— begin —

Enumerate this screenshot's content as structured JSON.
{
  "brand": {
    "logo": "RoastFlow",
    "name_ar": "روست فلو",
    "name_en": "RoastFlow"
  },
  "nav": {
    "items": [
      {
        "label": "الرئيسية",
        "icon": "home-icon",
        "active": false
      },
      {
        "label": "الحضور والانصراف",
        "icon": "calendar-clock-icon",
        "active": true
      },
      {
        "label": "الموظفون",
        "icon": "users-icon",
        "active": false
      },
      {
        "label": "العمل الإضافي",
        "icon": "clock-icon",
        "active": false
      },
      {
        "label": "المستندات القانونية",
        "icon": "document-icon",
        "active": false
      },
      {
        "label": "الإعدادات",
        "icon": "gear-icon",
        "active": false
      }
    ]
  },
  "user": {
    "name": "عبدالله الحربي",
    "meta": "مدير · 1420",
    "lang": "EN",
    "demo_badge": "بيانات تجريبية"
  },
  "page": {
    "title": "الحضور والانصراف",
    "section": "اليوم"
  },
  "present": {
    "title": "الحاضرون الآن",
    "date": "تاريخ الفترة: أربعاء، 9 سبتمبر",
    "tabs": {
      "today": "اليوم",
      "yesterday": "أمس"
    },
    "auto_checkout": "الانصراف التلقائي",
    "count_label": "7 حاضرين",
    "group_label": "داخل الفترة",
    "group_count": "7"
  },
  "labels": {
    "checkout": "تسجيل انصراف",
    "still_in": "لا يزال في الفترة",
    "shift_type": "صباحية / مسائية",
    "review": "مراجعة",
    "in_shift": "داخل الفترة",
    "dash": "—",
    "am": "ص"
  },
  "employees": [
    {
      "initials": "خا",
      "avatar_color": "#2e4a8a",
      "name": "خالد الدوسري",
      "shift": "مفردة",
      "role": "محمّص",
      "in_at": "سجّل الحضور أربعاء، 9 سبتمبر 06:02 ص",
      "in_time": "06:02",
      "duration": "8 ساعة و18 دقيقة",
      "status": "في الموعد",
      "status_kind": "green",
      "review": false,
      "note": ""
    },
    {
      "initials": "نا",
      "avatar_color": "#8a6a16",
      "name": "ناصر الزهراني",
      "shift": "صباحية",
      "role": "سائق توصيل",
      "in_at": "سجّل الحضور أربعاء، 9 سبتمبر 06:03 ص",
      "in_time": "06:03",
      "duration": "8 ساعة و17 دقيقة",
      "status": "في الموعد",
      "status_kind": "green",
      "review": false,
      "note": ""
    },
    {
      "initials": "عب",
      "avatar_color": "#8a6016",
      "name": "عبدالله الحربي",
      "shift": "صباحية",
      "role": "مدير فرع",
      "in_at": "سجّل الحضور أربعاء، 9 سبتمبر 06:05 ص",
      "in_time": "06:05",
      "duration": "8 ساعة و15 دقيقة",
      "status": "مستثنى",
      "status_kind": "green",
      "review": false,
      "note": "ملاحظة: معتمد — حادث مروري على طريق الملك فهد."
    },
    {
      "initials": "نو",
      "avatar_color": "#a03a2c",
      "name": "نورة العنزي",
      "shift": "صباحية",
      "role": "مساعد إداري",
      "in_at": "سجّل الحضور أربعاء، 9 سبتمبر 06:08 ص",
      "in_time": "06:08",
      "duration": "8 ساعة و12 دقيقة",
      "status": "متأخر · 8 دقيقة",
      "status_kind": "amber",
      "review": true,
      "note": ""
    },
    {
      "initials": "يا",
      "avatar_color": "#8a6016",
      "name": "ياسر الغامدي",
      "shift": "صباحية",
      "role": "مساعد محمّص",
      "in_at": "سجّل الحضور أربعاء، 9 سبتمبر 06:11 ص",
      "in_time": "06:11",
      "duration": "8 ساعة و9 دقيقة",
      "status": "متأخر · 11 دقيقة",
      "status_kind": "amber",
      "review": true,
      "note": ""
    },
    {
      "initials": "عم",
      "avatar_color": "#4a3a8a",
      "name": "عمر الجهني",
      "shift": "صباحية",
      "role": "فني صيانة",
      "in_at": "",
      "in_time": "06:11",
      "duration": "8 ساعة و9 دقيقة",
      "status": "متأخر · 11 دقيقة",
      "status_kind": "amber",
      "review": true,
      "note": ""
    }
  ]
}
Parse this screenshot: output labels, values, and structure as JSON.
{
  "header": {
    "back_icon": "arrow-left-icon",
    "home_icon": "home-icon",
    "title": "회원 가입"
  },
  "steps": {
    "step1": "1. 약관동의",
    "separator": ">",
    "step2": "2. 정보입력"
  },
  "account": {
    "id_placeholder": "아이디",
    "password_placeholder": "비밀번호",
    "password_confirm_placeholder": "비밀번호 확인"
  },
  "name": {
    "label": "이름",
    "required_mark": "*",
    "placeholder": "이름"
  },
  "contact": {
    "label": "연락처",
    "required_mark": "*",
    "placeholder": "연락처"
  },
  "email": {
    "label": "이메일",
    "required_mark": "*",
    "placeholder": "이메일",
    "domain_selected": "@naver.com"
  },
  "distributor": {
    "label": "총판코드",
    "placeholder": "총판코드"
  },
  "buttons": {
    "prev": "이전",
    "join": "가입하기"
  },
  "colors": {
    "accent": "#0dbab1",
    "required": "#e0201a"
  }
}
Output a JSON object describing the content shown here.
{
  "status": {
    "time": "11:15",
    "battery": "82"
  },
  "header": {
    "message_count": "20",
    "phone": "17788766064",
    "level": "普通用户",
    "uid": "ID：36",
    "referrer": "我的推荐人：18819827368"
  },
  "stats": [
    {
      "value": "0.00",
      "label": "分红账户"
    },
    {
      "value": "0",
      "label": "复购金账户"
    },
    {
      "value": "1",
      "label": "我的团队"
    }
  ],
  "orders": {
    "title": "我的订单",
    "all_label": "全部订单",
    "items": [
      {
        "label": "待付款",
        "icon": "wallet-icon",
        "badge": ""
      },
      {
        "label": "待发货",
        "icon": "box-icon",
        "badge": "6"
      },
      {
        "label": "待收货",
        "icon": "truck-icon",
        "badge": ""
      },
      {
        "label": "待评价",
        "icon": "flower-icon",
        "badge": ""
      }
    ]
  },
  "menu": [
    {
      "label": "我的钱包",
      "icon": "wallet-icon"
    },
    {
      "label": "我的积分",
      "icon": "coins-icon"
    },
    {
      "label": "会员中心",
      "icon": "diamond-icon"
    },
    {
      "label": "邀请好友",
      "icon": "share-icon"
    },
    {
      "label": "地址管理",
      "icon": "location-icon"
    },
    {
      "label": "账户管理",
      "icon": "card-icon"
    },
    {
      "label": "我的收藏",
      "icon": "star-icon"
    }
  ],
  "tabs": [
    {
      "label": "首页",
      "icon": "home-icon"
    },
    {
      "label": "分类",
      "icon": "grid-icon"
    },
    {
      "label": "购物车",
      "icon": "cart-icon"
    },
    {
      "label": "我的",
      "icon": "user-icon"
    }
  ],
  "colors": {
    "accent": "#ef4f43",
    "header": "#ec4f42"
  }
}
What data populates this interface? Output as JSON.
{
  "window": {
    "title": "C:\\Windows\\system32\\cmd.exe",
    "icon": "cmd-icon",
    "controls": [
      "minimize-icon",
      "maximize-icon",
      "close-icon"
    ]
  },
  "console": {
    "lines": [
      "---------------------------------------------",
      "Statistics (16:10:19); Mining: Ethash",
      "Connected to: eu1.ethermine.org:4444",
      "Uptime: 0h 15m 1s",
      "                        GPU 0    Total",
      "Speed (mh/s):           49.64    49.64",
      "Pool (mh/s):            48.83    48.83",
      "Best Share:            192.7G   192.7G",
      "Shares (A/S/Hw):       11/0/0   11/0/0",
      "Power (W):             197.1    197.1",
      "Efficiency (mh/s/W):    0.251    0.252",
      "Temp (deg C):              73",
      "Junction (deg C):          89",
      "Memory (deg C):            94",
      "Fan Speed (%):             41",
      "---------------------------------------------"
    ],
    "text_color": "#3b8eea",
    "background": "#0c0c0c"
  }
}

— end —

▶ Given task
Show the lines of the records that contain the word "duration".

▶ Result below
      "duration": "8 ساعة و18 دقيقة",
      "duration": "8 ساعة و17 دقيقة",
      "duration": "8 ساعة و15 دقيقة",
      "duration": "8 ساعة و12 دقيقة",
      "duration": "8 ساعة و9 دقيقة",
      "duration": "8 ساعة و9 دقيقة",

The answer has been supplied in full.